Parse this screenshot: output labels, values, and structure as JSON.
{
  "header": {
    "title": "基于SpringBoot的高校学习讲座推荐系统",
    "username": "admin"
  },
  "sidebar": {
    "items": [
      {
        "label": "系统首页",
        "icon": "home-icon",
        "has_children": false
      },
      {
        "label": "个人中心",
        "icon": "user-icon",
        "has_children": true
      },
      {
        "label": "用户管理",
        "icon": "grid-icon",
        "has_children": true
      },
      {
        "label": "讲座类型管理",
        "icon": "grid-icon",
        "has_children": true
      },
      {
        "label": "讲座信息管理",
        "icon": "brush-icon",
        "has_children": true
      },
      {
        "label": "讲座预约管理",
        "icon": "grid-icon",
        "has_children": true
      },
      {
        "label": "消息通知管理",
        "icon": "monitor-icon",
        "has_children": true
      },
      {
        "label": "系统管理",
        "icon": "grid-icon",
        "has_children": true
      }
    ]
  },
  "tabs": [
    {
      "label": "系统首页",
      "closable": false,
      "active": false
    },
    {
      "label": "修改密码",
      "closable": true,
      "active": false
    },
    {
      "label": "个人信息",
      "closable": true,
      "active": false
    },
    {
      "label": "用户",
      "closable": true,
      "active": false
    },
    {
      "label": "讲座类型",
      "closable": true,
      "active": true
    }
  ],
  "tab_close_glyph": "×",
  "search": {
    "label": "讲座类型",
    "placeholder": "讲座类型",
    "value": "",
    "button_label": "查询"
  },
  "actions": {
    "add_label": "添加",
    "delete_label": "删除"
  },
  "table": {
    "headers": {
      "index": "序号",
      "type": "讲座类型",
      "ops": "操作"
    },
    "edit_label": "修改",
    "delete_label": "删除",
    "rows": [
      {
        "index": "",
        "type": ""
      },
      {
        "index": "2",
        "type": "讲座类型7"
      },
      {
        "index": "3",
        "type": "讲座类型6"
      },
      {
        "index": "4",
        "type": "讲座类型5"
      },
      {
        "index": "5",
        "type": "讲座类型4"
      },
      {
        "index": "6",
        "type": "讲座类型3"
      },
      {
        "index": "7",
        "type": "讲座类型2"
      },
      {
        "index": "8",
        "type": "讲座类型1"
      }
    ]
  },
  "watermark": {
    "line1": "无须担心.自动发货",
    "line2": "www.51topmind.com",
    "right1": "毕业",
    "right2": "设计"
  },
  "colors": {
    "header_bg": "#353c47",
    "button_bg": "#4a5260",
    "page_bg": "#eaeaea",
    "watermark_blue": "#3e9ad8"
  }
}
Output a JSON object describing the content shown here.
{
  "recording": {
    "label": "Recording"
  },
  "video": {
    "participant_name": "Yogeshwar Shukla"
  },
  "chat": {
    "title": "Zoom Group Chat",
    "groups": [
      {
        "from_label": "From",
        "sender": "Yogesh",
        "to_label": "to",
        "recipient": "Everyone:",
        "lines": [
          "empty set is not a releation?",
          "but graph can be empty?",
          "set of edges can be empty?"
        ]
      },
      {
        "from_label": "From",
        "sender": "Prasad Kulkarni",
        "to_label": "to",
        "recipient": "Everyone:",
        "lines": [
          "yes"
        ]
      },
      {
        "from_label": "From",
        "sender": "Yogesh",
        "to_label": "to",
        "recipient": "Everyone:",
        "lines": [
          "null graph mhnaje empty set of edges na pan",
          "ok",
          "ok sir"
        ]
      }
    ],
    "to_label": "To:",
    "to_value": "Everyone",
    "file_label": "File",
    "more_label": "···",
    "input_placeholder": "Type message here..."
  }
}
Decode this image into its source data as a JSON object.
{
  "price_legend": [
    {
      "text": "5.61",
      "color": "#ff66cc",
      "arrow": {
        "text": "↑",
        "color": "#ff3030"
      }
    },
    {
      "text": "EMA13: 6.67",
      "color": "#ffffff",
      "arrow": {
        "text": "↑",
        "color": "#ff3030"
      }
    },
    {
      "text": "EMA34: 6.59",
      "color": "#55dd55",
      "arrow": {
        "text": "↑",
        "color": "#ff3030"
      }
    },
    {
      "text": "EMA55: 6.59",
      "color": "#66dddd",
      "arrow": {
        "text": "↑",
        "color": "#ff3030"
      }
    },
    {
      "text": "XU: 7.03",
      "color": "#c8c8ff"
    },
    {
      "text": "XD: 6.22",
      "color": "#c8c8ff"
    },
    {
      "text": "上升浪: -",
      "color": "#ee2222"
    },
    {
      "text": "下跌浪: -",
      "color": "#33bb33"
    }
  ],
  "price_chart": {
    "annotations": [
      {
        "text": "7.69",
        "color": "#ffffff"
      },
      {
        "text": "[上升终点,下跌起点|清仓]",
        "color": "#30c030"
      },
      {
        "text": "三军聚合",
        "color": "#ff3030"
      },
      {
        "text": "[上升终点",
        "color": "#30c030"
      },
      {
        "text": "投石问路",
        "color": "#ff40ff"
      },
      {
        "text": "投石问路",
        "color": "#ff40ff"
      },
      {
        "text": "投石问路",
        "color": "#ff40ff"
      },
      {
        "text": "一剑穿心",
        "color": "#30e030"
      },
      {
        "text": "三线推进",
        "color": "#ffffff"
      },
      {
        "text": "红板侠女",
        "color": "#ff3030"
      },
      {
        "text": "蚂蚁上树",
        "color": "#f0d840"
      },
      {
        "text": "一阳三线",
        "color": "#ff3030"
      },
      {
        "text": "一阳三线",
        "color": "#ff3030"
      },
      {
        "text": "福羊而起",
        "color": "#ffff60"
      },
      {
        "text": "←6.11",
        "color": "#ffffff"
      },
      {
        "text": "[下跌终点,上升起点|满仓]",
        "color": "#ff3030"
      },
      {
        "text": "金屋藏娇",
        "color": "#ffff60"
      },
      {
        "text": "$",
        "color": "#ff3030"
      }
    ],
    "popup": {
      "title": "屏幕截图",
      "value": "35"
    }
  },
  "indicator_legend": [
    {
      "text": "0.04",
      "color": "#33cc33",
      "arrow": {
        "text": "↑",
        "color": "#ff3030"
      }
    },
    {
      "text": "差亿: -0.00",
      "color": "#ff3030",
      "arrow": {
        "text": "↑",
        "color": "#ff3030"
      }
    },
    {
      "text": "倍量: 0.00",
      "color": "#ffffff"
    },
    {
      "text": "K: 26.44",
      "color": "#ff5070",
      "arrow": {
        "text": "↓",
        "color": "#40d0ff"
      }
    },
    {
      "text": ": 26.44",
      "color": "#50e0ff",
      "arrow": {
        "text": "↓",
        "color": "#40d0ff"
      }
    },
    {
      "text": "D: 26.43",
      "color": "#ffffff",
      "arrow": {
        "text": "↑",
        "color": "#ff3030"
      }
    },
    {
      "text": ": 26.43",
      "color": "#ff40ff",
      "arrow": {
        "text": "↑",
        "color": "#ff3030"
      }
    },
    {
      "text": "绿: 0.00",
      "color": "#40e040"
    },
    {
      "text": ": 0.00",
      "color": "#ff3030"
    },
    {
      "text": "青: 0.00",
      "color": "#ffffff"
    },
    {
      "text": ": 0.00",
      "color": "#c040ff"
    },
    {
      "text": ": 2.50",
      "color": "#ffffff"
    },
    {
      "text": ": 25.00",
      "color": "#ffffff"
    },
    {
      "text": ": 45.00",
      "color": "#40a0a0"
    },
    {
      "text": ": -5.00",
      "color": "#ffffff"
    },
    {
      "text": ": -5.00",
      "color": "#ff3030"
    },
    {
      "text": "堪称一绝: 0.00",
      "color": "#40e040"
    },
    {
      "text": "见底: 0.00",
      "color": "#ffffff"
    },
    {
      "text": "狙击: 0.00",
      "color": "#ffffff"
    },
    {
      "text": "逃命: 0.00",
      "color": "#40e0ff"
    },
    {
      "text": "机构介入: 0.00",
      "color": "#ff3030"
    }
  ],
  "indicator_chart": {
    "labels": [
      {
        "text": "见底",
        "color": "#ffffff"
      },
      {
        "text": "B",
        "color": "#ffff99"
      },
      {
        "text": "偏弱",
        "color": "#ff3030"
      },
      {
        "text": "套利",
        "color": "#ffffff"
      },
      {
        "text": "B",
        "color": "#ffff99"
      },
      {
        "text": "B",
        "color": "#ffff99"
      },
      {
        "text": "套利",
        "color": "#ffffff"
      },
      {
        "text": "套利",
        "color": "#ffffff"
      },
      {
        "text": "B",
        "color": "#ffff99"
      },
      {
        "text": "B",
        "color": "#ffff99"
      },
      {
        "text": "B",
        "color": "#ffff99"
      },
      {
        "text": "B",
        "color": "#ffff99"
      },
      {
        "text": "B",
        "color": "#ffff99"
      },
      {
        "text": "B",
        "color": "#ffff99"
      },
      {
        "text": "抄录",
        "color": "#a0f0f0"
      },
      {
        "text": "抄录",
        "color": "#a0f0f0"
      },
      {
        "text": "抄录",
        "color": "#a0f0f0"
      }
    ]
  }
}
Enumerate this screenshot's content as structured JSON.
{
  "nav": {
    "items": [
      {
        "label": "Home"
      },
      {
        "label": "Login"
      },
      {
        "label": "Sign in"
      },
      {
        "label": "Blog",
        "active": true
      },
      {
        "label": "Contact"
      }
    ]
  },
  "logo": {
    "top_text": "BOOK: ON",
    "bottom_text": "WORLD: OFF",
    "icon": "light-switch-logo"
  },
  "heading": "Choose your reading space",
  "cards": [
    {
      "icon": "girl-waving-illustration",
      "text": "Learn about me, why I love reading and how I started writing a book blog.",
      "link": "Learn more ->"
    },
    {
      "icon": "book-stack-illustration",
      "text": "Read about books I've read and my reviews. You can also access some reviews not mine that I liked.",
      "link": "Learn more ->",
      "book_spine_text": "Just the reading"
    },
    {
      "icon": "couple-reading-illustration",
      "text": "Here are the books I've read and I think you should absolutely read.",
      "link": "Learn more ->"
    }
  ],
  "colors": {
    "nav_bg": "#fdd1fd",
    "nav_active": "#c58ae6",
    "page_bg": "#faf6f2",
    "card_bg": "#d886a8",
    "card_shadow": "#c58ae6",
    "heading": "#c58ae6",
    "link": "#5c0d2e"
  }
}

....

*Exercise requirements*. State the number of lines in the data that include the string "graph", and add nothing else.

*Completed task*. 2